Extracted records>

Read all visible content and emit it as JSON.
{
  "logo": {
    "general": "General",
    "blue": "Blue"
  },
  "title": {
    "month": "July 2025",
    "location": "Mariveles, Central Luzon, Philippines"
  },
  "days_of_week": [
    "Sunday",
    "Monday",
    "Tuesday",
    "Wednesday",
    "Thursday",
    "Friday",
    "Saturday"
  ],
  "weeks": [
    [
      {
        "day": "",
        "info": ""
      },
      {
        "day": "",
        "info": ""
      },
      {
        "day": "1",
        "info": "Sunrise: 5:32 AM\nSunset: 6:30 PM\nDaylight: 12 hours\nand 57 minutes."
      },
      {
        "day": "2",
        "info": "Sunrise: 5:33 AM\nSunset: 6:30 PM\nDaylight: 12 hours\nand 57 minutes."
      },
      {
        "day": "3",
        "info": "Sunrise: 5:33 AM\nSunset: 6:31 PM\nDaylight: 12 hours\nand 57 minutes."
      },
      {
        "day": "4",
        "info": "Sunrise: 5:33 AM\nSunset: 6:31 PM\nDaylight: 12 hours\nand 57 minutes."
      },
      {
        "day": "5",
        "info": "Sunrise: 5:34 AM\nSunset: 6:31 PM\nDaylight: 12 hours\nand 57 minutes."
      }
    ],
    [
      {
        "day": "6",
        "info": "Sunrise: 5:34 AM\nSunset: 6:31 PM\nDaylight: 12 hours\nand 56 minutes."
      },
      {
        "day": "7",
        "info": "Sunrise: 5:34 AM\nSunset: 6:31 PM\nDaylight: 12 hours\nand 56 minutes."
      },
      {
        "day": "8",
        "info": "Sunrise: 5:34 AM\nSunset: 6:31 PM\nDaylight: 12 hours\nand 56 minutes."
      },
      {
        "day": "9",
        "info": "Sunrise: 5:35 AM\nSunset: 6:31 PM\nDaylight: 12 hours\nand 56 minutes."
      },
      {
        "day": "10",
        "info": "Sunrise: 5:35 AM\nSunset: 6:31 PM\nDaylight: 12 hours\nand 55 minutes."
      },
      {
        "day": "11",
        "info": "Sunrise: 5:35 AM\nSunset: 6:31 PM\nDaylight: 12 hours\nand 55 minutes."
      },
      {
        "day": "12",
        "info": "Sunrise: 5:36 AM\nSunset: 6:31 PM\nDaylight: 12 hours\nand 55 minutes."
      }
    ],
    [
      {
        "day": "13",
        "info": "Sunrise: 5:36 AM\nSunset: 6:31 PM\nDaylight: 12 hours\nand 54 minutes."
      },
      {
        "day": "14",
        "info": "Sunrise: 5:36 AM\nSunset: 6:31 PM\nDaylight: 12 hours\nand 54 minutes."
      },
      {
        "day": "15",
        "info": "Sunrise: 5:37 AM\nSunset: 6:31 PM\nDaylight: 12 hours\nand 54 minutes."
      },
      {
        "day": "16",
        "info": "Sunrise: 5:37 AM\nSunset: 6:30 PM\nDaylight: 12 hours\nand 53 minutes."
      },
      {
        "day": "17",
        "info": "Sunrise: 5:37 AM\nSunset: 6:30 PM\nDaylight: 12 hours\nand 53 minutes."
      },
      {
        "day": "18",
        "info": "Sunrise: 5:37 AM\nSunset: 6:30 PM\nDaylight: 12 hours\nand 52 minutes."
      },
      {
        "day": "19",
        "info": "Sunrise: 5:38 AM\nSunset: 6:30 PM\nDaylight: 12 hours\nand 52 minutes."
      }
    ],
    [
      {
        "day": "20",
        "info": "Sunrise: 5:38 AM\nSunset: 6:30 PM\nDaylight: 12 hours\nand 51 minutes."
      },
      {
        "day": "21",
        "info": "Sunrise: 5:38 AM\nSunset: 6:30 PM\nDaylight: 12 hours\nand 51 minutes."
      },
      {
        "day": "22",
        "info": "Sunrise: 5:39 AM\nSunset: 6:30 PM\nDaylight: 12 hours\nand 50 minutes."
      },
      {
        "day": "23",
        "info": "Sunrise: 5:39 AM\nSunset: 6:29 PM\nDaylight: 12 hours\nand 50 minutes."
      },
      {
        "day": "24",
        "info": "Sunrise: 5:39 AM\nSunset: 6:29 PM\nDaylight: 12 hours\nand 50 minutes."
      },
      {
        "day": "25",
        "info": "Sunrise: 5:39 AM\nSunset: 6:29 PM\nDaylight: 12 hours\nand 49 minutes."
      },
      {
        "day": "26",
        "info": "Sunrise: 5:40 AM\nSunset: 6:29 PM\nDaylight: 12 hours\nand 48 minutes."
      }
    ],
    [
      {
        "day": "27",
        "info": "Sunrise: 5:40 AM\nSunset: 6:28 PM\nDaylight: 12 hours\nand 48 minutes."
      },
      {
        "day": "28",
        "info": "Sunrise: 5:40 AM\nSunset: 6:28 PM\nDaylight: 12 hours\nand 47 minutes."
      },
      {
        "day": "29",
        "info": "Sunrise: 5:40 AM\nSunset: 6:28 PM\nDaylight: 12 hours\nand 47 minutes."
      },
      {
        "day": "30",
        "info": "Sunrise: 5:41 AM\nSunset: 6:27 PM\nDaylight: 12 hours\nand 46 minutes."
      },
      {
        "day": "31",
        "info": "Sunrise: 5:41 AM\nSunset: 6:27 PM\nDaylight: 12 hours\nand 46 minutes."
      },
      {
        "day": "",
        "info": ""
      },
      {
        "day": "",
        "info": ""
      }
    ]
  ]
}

Work instructions>
Every entry in the listing must be retyped exactly.

Task solution>
Read all visible content and emit it as JSON.
{
  "logo": {
    "general": "General",
    "blue": "Blue"
  },
  "title": {
    "month": "July 2025",
    "location": "Mariveles, Central Luzon, Philippines"
  },
  "days_of_week": [
    "Sunday",
    "Monday",
    "Tuesday",
    "Wednesday",
    "Thursday",
    "Friday",
    "Saturday"
  ],
  "weeks": [
    [
      {
        "day": "",
        "info": ""
      },
      {
        "day": "",
        "info": ""
      },
      {
        "day": "1",
        "info": "Sunrise: 5:32 AM\nSunset: 6:30 PM\nDaylight: 12 hours\nand 57 minutes."
      },
      {
        "day": "2",
        "info": "Sunrise: 5:33 AM\nSunset: 6:30 PM\nDaylight: 12 hours\nand 57 minutes."
      },
      {
        "day": "3",
        "info": "Sunrise: 5:33 AM\nSunset: 6:31 PM\nDaylight: 12 hours\nand 57 minutes."
      },
      {
        "day": "4",
        "info": "Sunrise: 5:33 AM\nSunset: 6:31 PM\nDaylight: 12 hours\nand 57 minutes."
      },
      {
        "day": "5",
        "info": "Sunrise: 5:34 AM\nSunset: 6:31 PM\nDaylight: 12 hours\nand 57 minutes."
      }
    ],
    [
      {
        "day": "6",
        "info": "Sunrise: 5:34 AM\nSunset: 6:31 PM\nDaylight: 12 hours\nand 56 minutes."
      },
      {
        "day": "7",
        "info": "Sunrise: 5:34 AM\nSunset: 6:31 PM\nDaylight: 12 hours\nand 56 minutes."
      },
      {
        "day": "8",
        "info": "Sunrise: 5:34 AM\nSunset: 6:31 PM\nDaylight: 12 hours\nand 56 minutes."
      },
      {
        "day": "9",
        "info": "Sunrise: 5:35 AM\nSunset: 6:31 PM\nDaylight: 12 hours\nand 56 minutes."
      },
      {
        "day": "10",
        "info": "Sunrise: 5:35 AM\nSunset: 6:31 PM\nDaylight: 12 hours\nand 55 minutes."
      },
      {
        "day": "11",
        "info": "Sunrise: 5:35 AM\nSunset: 6:31 PM\nDaylight: 12 hours\nand 55 minutes."
      },
      {
        "day": "12",
        "info": "Sunrise: 5:36 AM\nSunset: 6:31 PM\nDaylight: 12 hours\nand 55 minutes."
      }
    ],
    [
      {
        "day": "13",
        "info": "Sunrise: 5:36 AM\nSunset: 6:31 PM\nDaylight: 12 hours\nand 54 minutes."
      },
      {
        "day": "14",
        "info": "Sunrise: 5:36 AM\nSunset: 6:31 PM\nDaylight: 12 hours\nand 54 minutes."
      },
      {
        "day": "15",
        "info": "Sunrise: 5:37 AM\nSunset: 6:31 PM\nDaylight: 12 hours\nand 54 minutes."
      },
      {
        "day": "16",
        "info": "Sunrise: 5:37 AM\nSunset: 6:30 PM\nDaylight: 12 hours\nand 53 minutes."
      },
      {
        "day": "17",
        "info": "Sunrise: 5:37 AM\nSunset: 6:30 PM\nDaylight: 12 hours\nand 53 minutes."
      },
      {
        "day": "18",
        "info": "Sunrise: 5:37 AM\nSunset: 6:30 PM\nDaylight: 12 hours\nand 52 minutes."
      },
      {
        "day": "19",
        "info": "Sunrise: 5:38 AM\nSunset: 6:30 PM\nDaylight: 12 hours\nand 52 minutes."
      }
    ],
    [
      {
        "day": "20",
        "info": "Sunrise: 5:38 AM\nSunset: 6:30 PM\nDaylight: 12 hours\nand 51 minutes."
      },
      {
        "day": "21",
        "info": "Sunrise: 5:38 AM\nSunset: 6:30 PM\nDaylight: 12 hours\nand 51 minutes."
      },
      {
        "day": "22",
        "info": "Sunrise: 5:39 AM\nSunset: 6:30 PM\nDaylight: 12 hours\nand 50 minutes."
      },
      {
        "day": "23",
        "info": "Sunrise: 5:39 AM\nSunset: 6:29 PM\nDaylight: 12 hours\nand 50 minutes."
      },
      {
        "day": "24",
        "info": "Sunrise: 5:39 AM\nSunset: 6:29 PM\nDaylight: 12 hours\nand 50 minutes."
      },
      {
        "day": "25",
        "info": "Sunrise: 5:39 AM\nSunset: 6:29 PM\nDaylight: 12 hours\nand 49 minutes."
      },
      {
        "day": "26",
        "info": "Sunrise: 5:40 AM\nSunset: 6:29 PM\nDaylight: 12 hours\nand 48 minutes."
      }
    ],
    [
      {
        "day": "27",
        "info": "Sunrise: 5:40 AM\nSunset: 6:28 PM\nDaylight: 12 hours\nand 48 minutes."
      },
      {
        "day": "28",
        "info": "Sunrise: 5:40 AM\nSunset: 6:28 PM\nDaylight: 12 hours\nand 47 minutes."
      },
      {
        "day": "29",
        "info": "Sunrise: 5:40 AM\nSunset: 6:28 PM\nDaylight: 12 hours\nand 47 minutes."
      },
      {
        "day": "30",
        "info": "Sunrise: 5:41 AM\nSunset: 6:27 PM\nDaylight: 12 hours\nand 46 minutes."
      },
      {
        "day": "31",
        "info": "Sunrise: 5:41 AM\nSunset: 6:27 PM\nDaylight: 12 hours\nand 46 minutes."
      },
      {
        "day": "",
        "info": ""
      },
      {
        "day": "",
        "info": ""
      }
    ]
  ]
}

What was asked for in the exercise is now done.